* _DATA PROVIDED_:
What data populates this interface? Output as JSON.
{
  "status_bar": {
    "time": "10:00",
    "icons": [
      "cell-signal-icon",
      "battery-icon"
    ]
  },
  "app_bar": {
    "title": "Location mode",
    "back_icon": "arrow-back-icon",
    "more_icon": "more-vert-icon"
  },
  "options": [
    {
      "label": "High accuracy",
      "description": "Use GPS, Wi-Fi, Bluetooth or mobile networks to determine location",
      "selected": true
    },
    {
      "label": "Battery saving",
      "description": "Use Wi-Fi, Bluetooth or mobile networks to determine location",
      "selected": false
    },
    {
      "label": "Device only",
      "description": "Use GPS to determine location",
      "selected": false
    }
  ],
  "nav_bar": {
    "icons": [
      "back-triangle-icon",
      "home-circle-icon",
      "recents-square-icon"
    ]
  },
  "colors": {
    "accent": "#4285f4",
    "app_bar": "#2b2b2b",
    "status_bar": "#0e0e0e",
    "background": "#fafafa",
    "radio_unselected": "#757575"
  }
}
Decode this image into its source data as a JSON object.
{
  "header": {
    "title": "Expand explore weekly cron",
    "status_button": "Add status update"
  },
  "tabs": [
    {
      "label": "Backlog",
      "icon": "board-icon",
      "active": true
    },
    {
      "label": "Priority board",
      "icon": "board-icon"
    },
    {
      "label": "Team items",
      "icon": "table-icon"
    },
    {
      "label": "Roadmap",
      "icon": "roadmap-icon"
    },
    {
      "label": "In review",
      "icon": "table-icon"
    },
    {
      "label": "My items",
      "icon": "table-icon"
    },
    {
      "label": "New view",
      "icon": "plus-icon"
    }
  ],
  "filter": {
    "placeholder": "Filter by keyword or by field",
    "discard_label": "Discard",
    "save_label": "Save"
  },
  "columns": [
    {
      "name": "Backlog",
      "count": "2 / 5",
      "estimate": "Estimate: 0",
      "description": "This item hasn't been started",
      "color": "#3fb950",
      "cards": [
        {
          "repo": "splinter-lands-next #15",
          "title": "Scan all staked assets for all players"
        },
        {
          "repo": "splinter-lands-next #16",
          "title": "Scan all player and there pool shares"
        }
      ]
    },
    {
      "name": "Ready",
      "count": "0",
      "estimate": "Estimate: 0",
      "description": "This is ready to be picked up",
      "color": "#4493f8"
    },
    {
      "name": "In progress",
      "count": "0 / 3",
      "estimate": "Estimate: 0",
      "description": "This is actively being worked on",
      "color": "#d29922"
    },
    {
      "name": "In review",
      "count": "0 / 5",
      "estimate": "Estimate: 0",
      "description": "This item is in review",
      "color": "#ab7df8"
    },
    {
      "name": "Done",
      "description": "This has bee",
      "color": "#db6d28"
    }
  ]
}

* _EXERCISE INSTRUCTIONS_: Repeat the data precisely, line by line.

* _OUTPUT FOR THIS EXERCISE_:
What data populates this interface? Output as JSON.
{
  "status_bar": {
    "time": "10:00",
    "icons": [
      "cell-signal-icon",
      "battery-icon"
    ]
  },
  "app_bar": {
    "title": "Location mode",
    "back_icon": "arrow-back-icon",
    "more_icon": "more-vert-icon"
  },
  "options": [
    {
      "label": "High accuracy",
      "description": "Use GPS, Wi-Fi, Bluetooth or mobile networks to determine location",
      "selected": true
    },
    {
      "label": "Battery saving",
      "description": "Use Wi-Fi, Bluetooth or mobile networks to determine location",
      "selected": false
    },
    {
      "label": "Device only",
      "description": "Use GPS to determine location",
      "selected": false
    }
  ],
  "nav_bar": {
    "icons": [
      "back-triangle-icon",
      "home-circle-icon",
      "recents-square-icon"
    ]
  },
  "colors": {
    "accent": "#4285f4",
    "app_bar": "#2b2b2b",
    "status_bar": "#0e0e0e",
    "background": "#fafafa",
    "radio_unselected": "#757575"
  }
}
Decode this image into its source data as a JSON object.
{
  "header": {
    "title": "Expand explore weekly cron",
    "status_button": "Add status update"
  },
  "tabs": [
    {
      "label": "Backlog",
      "icon": "board-icon",
      "active": true
    },
    {
      "label": "Priority board",
      "icon": "board-icon"
    },
    {
      "label": "Team items",
      "icon": "table-icon"
    },
    {
      "label": "Roadmap",
      "icon": "roadmap-icon"
    },
    {
      "label": "In review",
      "icon": "table-icon"
    },
    {
      "label": "My items",
      "icon": "table-icon"
    },
    {
      "label": "New view",
      "icon": "plus-icon"
    }
  ],
  "filter": {
    "placeholder": "Filter by keyword or by field",
    "discard_label": "Discard",
    "save_label": "Save"
  },
  "columns": [
    {
      "name": "Backlog",
      "count": "2 / 5",
      "estimate": "Estimate: 0",
      "description": "This item hasn't been started",
      "color": "#3fb950",
      "cards": [
        {
          "repo": "splinter-lands-next #15",
          "title": "Scan all staked assets for all players"
        },
        {
          "repo": "splinter-lands-next #16",
          "title": "Scan all player and there pool shares"
        }
      ]
    },
    {
      "name": "Ready",
      "count": "0",
      "estimate": "Estimate: 0",
      "description": "This is ready to be picked up",
      "color": "#4493f8"
    },
    {
      "name": "In progress",
      "count": "0 / 3",
      "estimate": "Estimate: 0",
      "description": "This is actively being worked on",
      "color": "#d29922"
    },
    {
      "name": "In review",
      "count": "0 / 5",
      "estimate": "Estimate: 0",
      "description": "This item is in review",
      "color": "#ab7df8"
    },
    {
      "name": "Done",
      "description": "This has bee",
      "color": "#db6d28"
    }
  ]
}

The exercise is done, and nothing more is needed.